- Task requirements: Leave the pictures out and transcribe every record exactly.

- Data shown:
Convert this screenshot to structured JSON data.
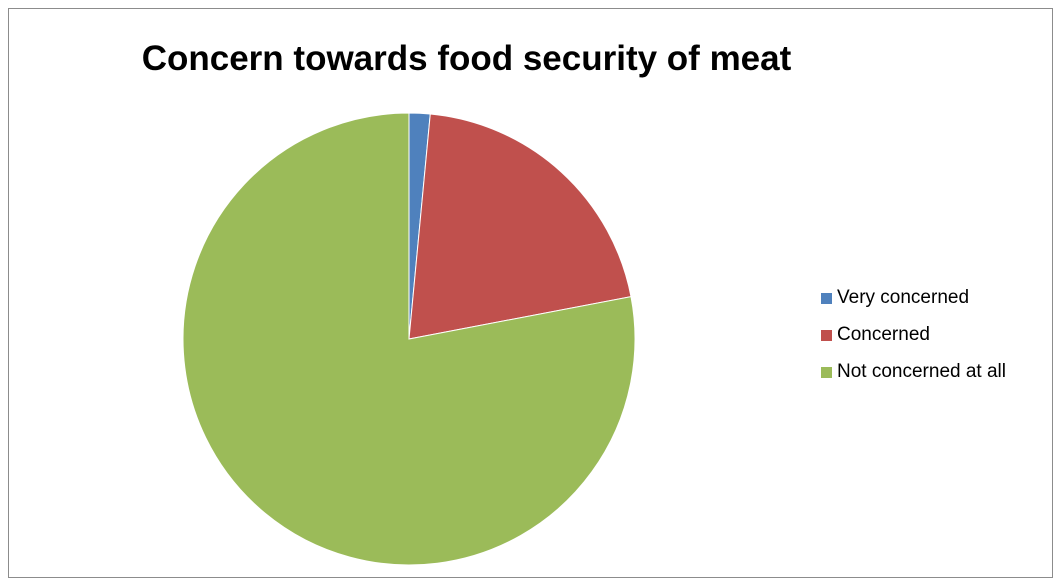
{
  "chart_data": {
    "type": "pie",
    "title": "Concern towards food security of meat",
    "categories": [
      "Very concerned",
      "Concerned",
      "Not concerned at all"
    ],
    "values": [
      1.5,
      20.5,
      78.0
    ],
    "colors": [
      "#4f81bd",
      "#c0504d",
      "#9bbb59"
    ],
    "start_angle_deg": 0,
    "direction": "clockwise",
    "legend_position": "right"
  }
}
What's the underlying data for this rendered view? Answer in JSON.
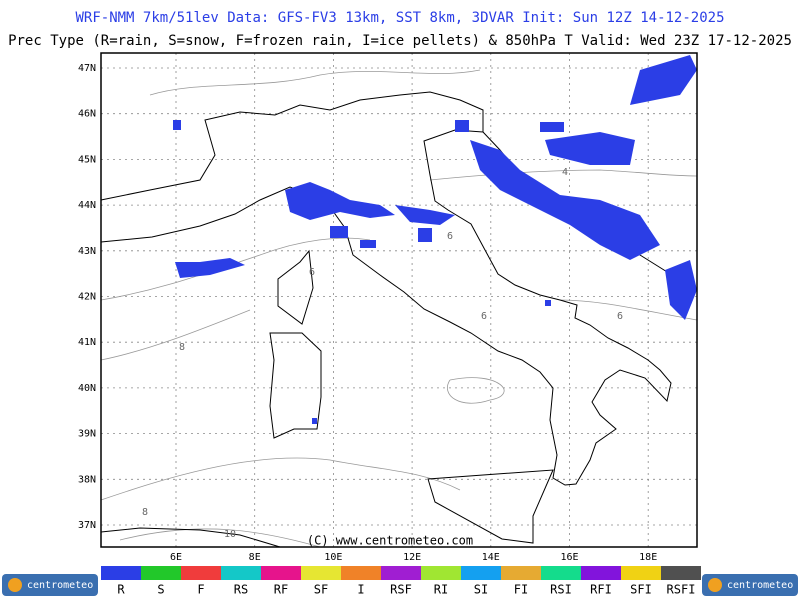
{
  "header": {
    "line1": "WRF-NMM 7km/51lev  Data: GFS-FV3 13km, SST 8km, 3DVAR  Init: Sun 12Z 14-12-2025",
    "line2": "Prec Type (R=rain, S=snow, F=frozen rain, I=ice pellets) & 850hPa T  Valid: Wed 23Z 17-12-2025"
  },
  "map": {
    "lat_labels": [
      "47N",
      "46N",
      "45N",
      "44N",
      "43N",
      "42N",
      "41N",
      "40N",
      "39N",
      "38N",
      "37N"
    ],
    "lon_labels": [
      "6E",
      "8E",
      "10E",
      "12E",
      "14E",
      "16E",
      "18E"
    ],
    "contour_labels": [
      "4",
      "6",
      "6",
      "6",
      "6",
      "8",
      "8",
      "10"
    ],
    "copyright": "(C) www.centrometeo.com"
  },
  "legend": {
    "items": [
      {
        "label": "R",
        "color": "#2b3ee6"
      },
      {
        "label": "S",
        "color": "#22c82a"
      },
      {
        "label": "F",
        "color": "#f03c3c"
      },
      {
        "label": "RS",
        "color": "#14c8c8"
      },
      {
        "label": "RF",
        "color": "#e6148c"
      },
      {
        "label": "SF",
        "color": "#e6e632"
      },
      {
        "label": "I",
        "color": "#f08228"
      },
      {
        "label": "RSF",
        "color": "#a01ed2"
      },
      {
        "label": "RI",
        "color": "#a0e632"
      },
      {
        "label": "SI",
        "color": "#14a0f0"
      },
      {
        "label": "FI",
        "color": "#e6aa32"
      },
      {
        "label": "RSI",
        "color": "#14dc8c"
      },
      {
        "label": "RFI",
        "color": "#8214dc"
      },
      {
        "label": "SFI",
        "color": "#f0d214"
      },
      {
        "label": "RSFI",
        "color": "#505050"
      }
    ]
  },
  "logos": [
    "centrometeo",
    "centrometeo"
  ]
}
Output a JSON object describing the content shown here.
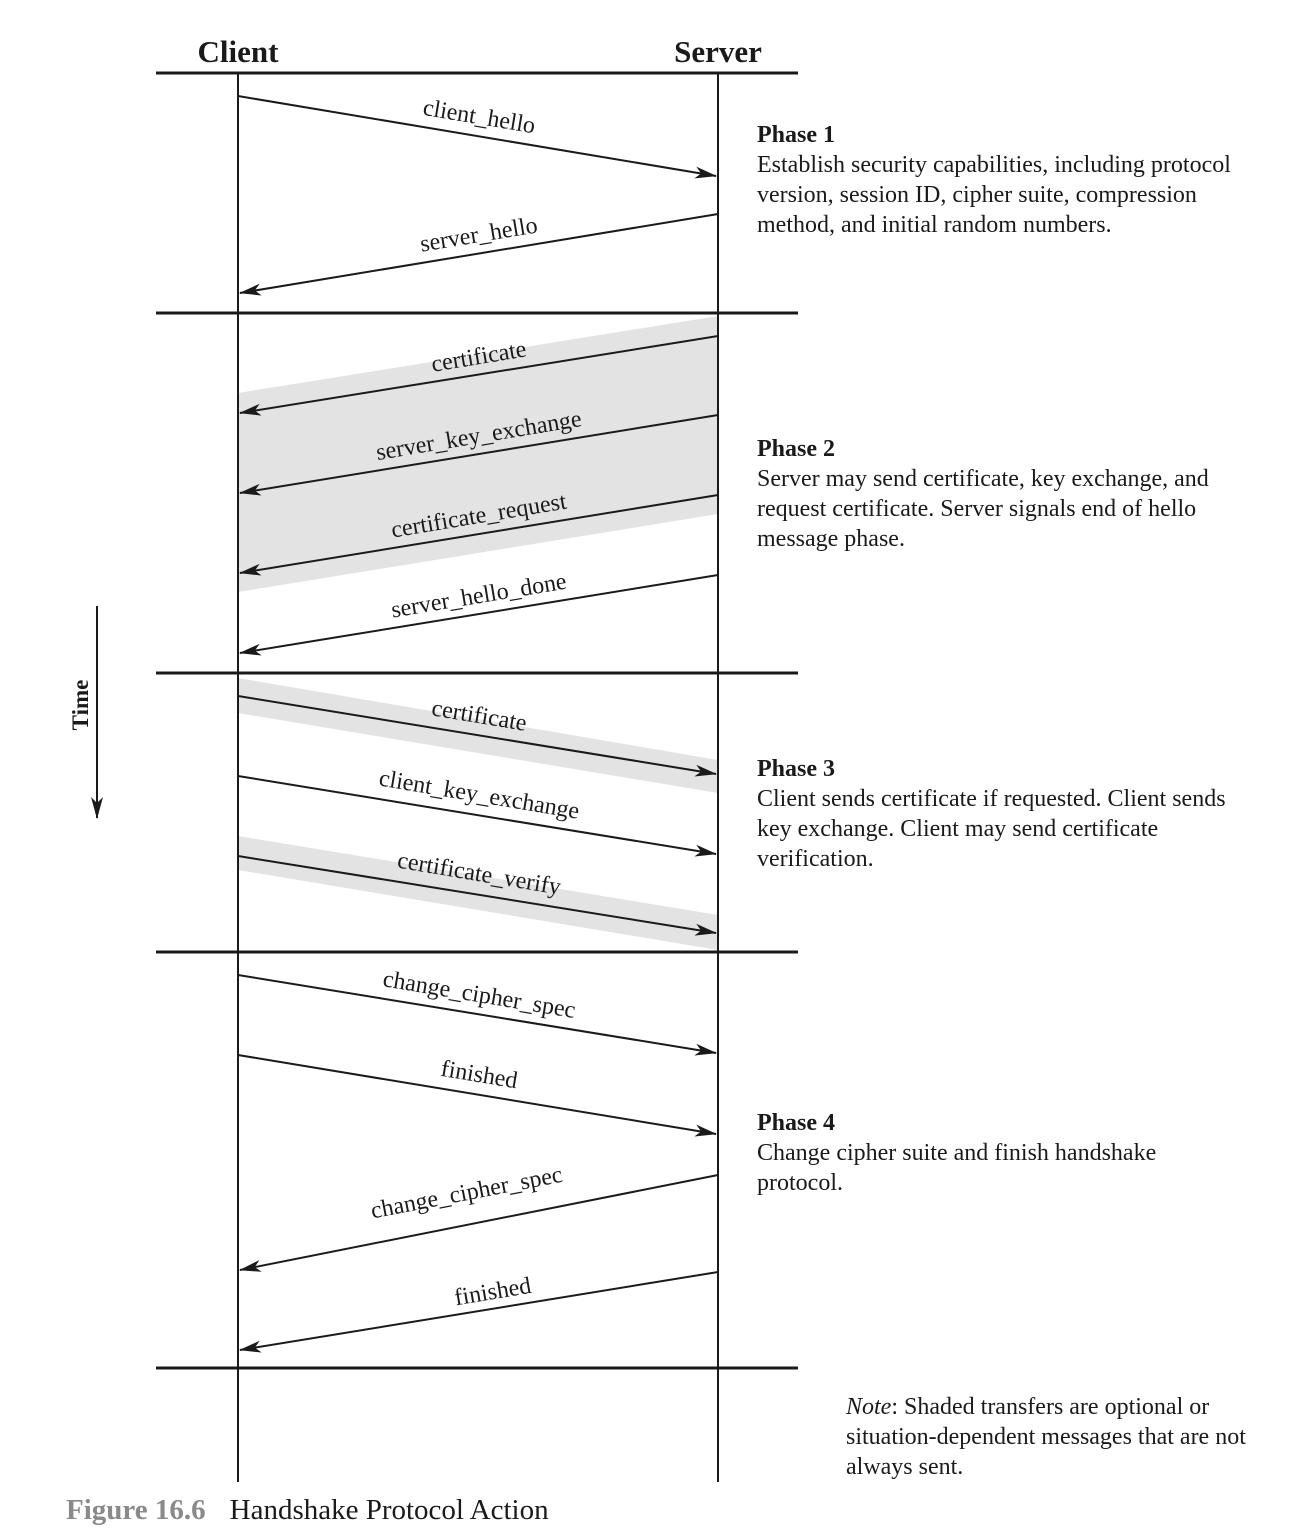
{
  "header": {
    "client": "Client",
    "server": "Server"
  },
  "time_label": "Time",
  "messages": {
    "client_hello": "client_hello",
    "server_hello": "server_hello",
    "certificate_s": "certificate",
    "server_key_exchange": "server_key_exchange",
    "certificate_request": "certificate_request",
    "server_hello_done": "server_hello_done",
    "certificate_c": "certificate",
    "client_key_exchange": "client_key_exchange",
    "certificate_verify": "certificate_verify",
    "change_cipher_spec_c": "change_cipher_spec",
    "finished_c": "finished",
    "change_cipher_spec_s": "change_cipher_spec",
    "finished_s": "finished"
  },
  "phases": [
    {
      "title": "Phase 1",
      "desc": "Establish security capabilities, including protocol version, session ID, cipher suite, compression method, and initial random numbers."
    },
    {
      "title": "Phase 2",
      "desc": "Server may send certificate, key exchange, and request certificate. Server signals end of hello message phase."
    },
    {
      "title": "Phase 3",
      "desc": "Client sends certificate if requested. Client sends key exchange. Client may send certificate verification."
    },
    {
      "title": "Phase 4",
      "desc": "Change cipher suite and finish handshake protocol."
    }
  ],
  "note": {
    "label": "Note",
    "text": ": Shaded transfers are optional or situation-dependent messages that are not always sent."
  },
  "caption": {
    "number": "Figure 16.6",
    "title": "Handshake Protocol Action"
  },
  "colors": {
    "shade": "#e3e3e3",
    "line": "#1a1a1a",
    "caption_number": "#8a8a8a"
  }
}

- Result for this task:
Convert this screenshot to structured JSON data.
{
  "chart_data": {
    "type": "pie",
    "title": "Concern towards food security of meat",
    "categories": [
      "Very concerned",
      "Concerned",
      "Not concerned at all"
    ],
    "values": [
      1.5,
      20.5,
      78.0
    ],
    "colors": [
      "#4f81bd",
      "#c0504d",
      "#9bbb59"
    ],
    "start_angle_deg": 0,
    "direction": "clockwise",
    "legend_position": "right"
  }
}
What's the underlying data for this rendered view? Answer in JSON.
{
  "header": {
    "line1": "WRF-NMM 7km/51lev  Data: GFS-FV3 13km, SST 8km, 3DVAR  Init: Sun 12Z 14-12-2025",
    "line2": "Prec Type (R=rain, S=snow, F=frozen rain, I=ice pellets) & 850hPa T  Valid: Wed 23Z 17-12-2025"
  },
  "map": {
    "lat_labels": [
      "47N",
      "46N",
      "45N",
      "44N",
      "43N",
      "42N",
      "41N",
      "40N",
      "39N",
      "38N",
      "37N"
    ],
    "lon_labels": [
      "6E",
      "8E",
      "10E",
      "12E",
      "14E",
      "16E",
      "18E"
    ],
    "contour_labels": [
      "4",
      "6",
      "6",
      "6",
      "6",
      "8",
      "8",
      "10"
    ],
    "copyright": "(C) www.centrometeo.com"
  },
  "legend": {
    "items": [
      {
        "label": "R",
        "color": "#2b3ee6"
      },
      {
        "label": "S",
        "color": "#22c82a"
      },
      {
        "label": "F",
        "color": "#f03c3c"
      },
      {
        "label": "RS",
        "color": "#14c8c8"
      },
      {
        "label": "RF",
        "color": "#e6148c"
      },
      {
        "label": "SF",
        "color": "#e6e632"
      },
      {
        "label": "I",
        "color": "#f08228"
      },
      {
        "label": "RSF",
        "color": "#a01ed2"
      },
      {
        "label": "RI",
        "color": "#a0e632"
      },
      {
        "label": "SI",
        "color": "#14a0f0"
      },
      {
        "label": "FI",
        "color": "#e6aa32"
      },
      {
        "label": "RSI",
        "color": "#14dc8c"
      },
      {
        "label": "RFI",
        "color": "#8214dc"
      },
      {
        "label": "SFI",
        "color": "#f0d214"
      },
      {
        "label": "RSFI",
        "color": "#505050"
      }
    ]
  },
  "logos": [
    "centrometeo",
    "centrometeo"
  ]
}
Output a JSON object describing the content shown here.
{
  "header": {
    "client": "Client",
    "server": "Server"
  },
  "time_label": "Time",
  "messages": {
    "client_hello": "client_hello",
    "server_hello": "server_hello",
    "certificate_s": "certificate",
    "server_key_exchange": "server_key_exchange",
    "certificate_request": "certificate_request",
    "server_hello_done": "server_hello_done",
    "certificate_c": "certificate",
    "client_key_exchange": "client_key_exchange",
    "certificate_verify": "certificate_verify",
    "change_cipher_spec_c": "change_cipher_spec",
    "finished_c": "finished",
    "change_cipher_spec_s": "change_cipher_spec",
    "finished_s": "finished"
  },
  "phases": [
    {
      "title": "Phase 1",
      "desc": "Establish security capabilities, including protocol version, session ID, cipher suite, compression method, and initial random numbers."
    },
    {
      "title": "Phase 2",
      "desc": "Server may send certificate, key exchange, and request certificate. Server signals end of hello message phase."
    },
    {
      "title": "Phase 3",
      "desc": "Client sends certificate if requested. Client sends key exchange. Client may send certificate verification."
    },
    {
      "title": "Phase 4",
      "desc": "Change cipher suite and finish handshake protocol."
    }
  ],
  "note": {
    "label": "Note",
    "text": ": Shaded transfers are optional or situation-dependent messages that are not always sent."
  },
  "caption": {
    "number": "Figure 16.6",
    "title": "Handshake Protocol Action"
  },
  "colors": {
    "shade": "#e3e3e3",
    "line": "#1a1a1a",
    "caption_number": "#8a8a8a"
  }
}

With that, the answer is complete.